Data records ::
════════════════
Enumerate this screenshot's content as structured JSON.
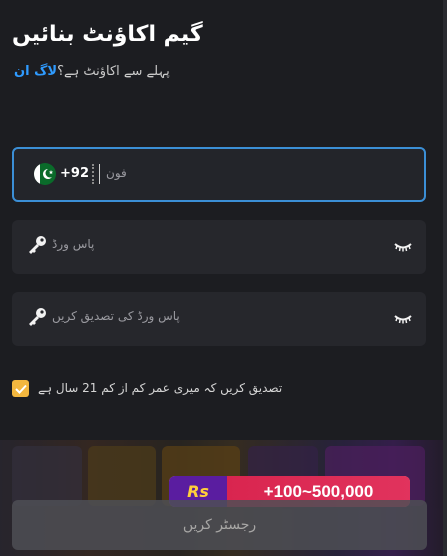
{
  "header": {
    "title": "گیم اکاؤنٹ بنائیں",
    "subtitle": "پہلے سے اکاؤنٹ ہے؟",
    "login_link": "لاگ ان"
  },
  "phone": {
    "country_code": "+92",
    "placeholder": "فون",
    "flag": "pakistan-flag"
  },
  "password": {
    "placeholder": "پاس ورڈ",
    "icon": "key-icon",
    "toggle_icon": "eye-closed-icon"
  },
  "confirm_password": {
    "placeholder": "پاس ورڈ کی تصدیق کریں",
    "icon": "key-icon",
    "toggle_icon": "eye-closed-icon"
  },
  "age_check": {
    "checked": true,
    "label": "تصدیق کریں کہ میری عمر کم از کم 21 سال ہے"
  },
  "promo": {
    "currency": "Rs",
    "amount": "+100~500,000"
  },
  "register_button": {
    "label": "رجسٹر کریں"
  },
  "colors": {
    "background": "#1c1d21",
    "accent_blue": "#2f9bff",
    "checkbox": "#f3b73f",
    "promo_red": "#d9254f",
    "promo_purple": "#5a1da0"
  }
}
════════════════
Please repeat the entries exactly. Do not include the pictures.

Enumerate this screenshot's content as structured JSON.
{
  "header": {
    "title": "گیم اکاؤنٹ بنائیں",
    "subtitle": "پہلے سے اکاؤنٹ ہے؟",
    "login_link": "لاگ ان"
  },
  "phone": {
    "country_code": "+92",
    "placeholder": "فون",
    "flag": "pakistan-flag"
  },
  "password": {
    "placeholder": "پاس ورڈ",
    "icon": "key-icon",
    "toggle_icon": "eye-closed-icon"
  },
  "confirm_password": {
    "placeholder": "پاس ورڈ کی تصدیق کریں",
    "icon": "key-icon",
    "toggle_icon": "eye-closed-icon"
  },
  "age_check": {
    "checked": true,
    "label": "تصدیق کریں کہ میری عمر کم از کم 21 سال ہے"
  },
  "promo": {
    "currency": "Rs",
    "amount": "+100~500,000"
  },
  "register_button": {
    "label": "رجسٹر کریں"
  },
  "colors": {
    "background": "#1c1d21",
    "accent_blue": "#2f9bff",
    "checkbox": "#f3b73f",
    "promo_red": "#d9254f",
    "promo_purple": "#5a1da0"
  }
}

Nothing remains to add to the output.